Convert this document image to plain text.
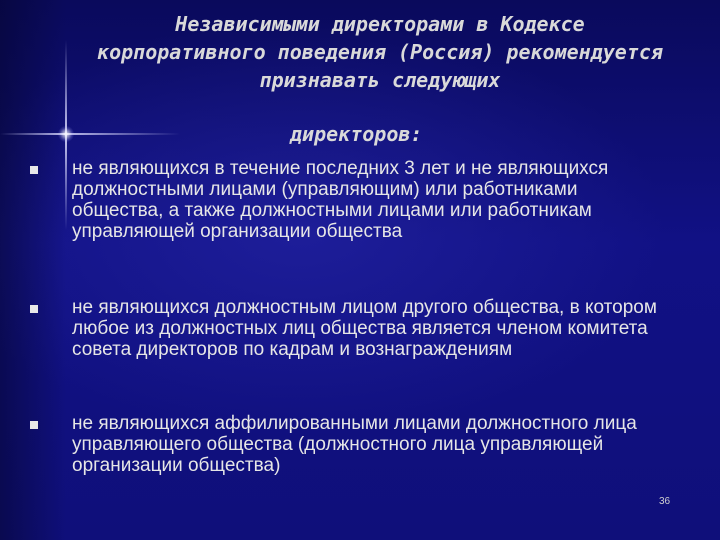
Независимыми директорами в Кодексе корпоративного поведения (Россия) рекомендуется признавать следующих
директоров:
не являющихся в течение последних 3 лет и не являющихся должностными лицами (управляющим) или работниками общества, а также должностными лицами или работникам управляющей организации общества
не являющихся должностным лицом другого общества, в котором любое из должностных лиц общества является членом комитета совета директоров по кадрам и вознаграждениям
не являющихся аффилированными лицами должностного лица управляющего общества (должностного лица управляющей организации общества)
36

━━━━━━━━━━

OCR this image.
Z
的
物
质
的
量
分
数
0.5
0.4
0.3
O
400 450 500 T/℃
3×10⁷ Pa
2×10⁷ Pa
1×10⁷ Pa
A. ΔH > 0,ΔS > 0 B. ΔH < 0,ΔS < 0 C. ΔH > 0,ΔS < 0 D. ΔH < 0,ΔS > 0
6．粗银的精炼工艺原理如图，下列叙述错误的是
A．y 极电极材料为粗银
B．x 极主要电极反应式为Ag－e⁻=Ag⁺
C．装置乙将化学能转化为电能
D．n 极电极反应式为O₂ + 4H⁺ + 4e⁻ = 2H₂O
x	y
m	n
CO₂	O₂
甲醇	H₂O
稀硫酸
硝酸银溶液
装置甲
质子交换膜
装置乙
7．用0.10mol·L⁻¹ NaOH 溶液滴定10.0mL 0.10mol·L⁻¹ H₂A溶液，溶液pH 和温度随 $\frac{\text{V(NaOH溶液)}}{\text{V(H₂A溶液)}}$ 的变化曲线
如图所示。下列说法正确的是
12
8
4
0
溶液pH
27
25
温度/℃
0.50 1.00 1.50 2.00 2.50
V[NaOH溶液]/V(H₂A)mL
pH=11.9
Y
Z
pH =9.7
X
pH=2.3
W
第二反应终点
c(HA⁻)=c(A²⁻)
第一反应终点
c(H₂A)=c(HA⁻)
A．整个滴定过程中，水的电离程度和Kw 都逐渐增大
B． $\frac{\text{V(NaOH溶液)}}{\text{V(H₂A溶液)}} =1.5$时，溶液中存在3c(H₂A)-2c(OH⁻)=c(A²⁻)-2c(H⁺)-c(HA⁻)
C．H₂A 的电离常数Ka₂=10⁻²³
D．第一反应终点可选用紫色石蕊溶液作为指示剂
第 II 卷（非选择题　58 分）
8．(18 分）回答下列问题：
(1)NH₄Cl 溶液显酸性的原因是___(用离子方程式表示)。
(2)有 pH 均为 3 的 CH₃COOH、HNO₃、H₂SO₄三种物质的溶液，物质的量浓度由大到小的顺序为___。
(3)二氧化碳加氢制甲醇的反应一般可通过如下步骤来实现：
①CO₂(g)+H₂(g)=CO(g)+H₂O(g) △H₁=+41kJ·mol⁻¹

━━━━━━━━━━

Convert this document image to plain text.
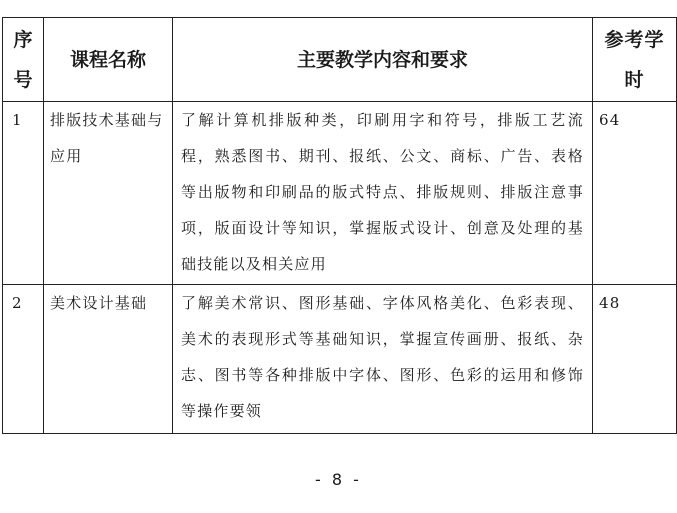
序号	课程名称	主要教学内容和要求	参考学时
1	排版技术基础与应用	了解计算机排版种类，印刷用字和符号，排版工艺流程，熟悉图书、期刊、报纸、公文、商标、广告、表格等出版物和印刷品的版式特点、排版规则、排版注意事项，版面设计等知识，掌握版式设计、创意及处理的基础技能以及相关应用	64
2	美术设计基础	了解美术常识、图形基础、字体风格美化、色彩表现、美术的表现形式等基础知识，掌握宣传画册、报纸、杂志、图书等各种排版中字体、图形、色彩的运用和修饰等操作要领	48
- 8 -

━━━━━━━━━━

» WHAT IS ASKED
Filter the entries down to the lines with the word "общества" in them.

» IN RESPONSE
не являющихся в течение последних 3 лет и не являющихся должностными лицами (управляющим) или работниками общества, а также должностными лицами или работникам управляющей организации общества
не являющихся должностным лицом другого общества, в котором любое из должностных лиц общества является членом комитета совета директоров по кадрам и вознаграждениям
не являющихся аффилированными лицами должностного лица управляющего общества (должностного лица управляющей организации общества)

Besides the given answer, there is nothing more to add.